● **WHAT THE EXERCISE ASKS**: Pick out each line in these entries that contains the string "weight".
--------------------------------------------------
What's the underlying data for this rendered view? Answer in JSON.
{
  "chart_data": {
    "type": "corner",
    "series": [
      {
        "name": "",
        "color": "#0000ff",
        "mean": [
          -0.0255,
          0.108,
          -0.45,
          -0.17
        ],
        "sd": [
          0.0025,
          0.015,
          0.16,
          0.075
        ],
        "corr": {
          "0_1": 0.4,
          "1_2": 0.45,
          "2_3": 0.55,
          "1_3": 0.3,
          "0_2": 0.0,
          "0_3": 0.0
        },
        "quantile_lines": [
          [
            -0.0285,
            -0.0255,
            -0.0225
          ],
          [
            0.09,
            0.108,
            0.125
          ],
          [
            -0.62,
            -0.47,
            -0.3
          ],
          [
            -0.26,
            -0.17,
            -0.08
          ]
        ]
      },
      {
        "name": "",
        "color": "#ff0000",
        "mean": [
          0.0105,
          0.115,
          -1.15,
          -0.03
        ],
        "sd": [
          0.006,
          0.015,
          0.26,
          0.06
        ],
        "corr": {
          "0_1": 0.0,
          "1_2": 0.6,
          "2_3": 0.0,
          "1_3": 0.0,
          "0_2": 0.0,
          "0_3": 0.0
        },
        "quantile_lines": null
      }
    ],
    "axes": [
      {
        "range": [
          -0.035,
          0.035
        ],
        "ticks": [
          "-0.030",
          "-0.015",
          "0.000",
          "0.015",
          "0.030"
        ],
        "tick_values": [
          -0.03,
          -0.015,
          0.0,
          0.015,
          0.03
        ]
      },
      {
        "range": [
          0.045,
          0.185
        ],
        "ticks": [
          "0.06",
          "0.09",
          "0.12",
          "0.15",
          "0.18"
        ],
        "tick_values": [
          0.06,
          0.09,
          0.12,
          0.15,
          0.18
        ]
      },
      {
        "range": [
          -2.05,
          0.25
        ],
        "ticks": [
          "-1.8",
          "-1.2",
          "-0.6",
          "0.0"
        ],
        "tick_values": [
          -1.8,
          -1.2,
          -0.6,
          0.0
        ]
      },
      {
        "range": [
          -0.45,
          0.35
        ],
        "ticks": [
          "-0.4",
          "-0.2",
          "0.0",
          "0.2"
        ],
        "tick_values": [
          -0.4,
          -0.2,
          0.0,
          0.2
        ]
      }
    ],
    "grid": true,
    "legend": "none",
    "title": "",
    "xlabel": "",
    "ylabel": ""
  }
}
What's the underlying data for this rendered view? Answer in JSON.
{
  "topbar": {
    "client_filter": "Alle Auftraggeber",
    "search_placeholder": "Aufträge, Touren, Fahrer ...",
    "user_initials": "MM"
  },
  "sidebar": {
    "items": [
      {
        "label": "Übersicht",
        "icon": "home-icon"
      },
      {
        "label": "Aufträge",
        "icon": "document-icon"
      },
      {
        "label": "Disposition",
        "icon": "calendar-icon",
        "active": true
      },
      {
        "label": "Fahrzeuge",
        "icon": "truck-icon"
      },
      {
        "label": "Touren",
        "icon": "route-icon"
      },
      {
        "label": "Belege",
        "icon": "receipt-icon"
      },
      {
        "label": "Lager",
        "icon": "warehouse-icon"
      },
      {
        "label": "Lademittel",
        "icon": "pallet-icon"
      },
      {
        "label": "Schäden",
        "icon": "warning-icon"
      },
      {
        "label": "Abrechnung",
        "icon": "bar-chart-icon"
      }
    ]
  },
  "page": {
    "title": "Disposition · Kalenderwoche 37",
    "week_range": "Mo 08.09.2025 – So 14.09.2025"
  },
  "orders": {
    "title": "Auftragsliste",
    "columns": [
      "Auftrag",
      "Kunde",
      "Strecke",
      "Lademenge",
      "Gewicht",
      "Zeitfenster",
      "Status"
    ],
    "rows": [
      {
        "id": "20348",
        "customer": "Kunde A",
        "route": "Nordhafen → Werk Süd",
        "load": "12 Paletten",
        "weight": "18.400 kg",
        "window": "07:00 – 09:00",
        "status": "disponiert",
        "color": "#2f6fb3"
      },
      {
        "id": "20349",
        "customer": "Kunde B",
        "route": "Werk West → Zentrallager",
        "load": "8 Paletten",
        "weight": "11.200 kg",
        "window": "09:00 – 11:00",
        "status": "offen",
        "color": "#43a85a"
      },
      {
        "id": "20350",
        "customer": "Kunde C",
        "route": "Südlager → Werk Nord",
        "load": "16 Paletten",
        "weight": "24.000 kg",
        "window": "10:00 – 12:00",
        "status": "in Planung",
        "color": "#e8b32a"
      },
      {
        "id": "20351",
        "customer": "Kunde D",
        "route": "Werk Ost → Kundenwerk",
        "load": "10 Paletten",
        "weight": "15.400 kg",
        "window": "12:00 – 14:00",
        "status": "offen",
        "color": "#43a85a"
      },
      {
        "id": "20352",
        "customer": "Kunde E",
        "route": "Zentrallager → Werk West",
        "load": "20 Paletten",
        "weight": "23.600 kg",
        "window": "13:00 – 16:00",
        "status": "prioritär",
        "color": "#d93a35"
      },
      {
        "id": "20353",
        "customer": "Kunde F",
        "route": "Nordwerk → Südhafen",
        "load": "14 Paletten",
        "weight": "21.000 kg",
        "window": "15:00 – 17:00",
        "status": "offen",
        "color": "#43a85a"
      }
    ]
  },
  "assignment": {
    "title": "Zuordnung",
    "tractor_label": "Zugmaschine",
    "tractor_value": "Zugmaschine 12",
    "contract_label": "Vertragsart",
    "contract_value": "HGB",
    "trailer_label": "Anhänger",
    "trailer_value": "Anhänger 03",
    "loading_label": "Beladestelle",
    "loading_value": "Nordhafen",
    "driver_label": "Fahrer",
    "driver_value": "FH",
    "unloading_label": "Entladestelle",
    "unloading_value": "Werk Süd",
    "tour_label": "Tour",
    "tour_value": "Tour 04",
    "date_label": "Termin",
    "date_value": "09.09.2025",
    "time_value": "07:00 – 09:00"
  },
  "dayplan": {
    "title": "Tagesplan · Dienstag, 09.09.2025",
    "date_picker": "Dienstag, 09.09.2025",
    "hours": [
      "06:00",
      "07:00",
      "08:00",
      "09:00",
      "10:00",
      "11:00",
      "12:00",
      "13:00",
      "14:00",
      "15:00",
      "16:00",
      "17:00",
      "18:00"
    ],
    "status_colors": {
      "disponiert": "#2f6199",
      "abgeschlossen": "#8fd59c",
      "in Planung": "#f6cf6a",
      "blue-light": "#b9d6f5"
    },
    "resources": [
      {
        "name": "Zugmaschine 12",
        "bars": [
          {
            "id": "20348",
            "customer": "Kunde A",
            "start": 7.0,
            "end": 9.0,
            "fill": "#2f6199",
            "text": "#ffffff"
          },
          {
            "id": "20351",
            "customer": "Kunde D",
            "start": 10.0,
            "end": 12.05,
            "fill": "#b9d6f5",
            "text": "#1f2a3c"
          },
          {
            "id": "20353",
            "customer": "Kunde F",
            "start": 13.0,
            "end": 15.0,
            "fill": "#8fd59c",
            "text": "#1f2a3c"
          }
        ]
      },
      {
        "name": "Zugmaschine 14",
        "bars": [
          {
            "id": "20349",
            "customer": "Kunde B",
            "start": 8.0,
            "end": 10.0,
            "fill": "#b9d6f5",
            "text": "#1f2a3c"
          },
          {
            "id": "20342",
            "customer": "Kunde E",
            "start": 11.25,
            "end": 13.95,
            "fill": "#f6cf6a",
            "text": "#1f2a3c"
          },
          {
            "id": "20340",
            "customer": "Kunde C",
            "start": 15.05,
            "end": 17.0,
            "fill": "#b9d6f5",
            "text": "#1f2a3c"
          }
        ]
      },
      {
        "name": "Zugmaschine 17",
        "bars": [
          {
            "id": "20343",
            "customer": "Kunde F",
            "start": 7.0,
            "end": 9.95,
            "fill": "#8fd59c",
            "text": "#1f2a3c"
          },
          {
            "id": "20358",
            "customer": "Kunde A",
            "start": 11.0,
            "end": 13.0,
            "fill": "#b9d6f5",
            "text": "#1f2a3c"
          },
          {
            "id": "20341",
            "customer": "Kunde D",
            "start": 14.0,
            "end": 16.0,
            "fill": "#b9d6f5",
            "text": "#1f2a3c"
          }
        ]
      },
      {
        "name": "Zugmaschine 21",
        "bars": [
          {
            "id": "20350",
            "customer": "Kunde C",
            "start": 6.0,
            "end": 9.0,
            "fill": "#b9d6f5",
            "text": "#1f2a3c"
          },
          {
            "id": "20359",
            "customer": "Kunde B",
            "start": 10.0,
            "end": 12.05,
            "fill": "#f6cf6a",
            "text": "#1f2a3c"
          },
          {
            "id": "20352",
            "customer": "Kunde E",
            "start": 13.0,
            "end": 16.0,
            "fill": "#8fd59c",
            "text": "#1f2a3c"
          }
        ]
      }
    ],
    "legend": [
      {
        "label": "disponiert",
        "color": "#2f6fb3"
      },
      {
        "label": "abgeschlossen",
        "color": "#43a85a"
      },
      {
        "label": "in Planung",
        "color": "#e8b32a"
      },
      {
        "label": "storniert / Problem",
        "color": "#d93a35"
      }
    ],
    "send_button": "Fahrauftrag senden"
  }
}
--------------------------------------------------
● **ANSWER IN FULL**:
        "weight": "18.400 kg",
        "weight": "11.200 kg",
        "weight": "24.000 kg",
        "weight": "15.400 kg",
        "weight": "23.600 kg",
        "weight": "21.000 kg",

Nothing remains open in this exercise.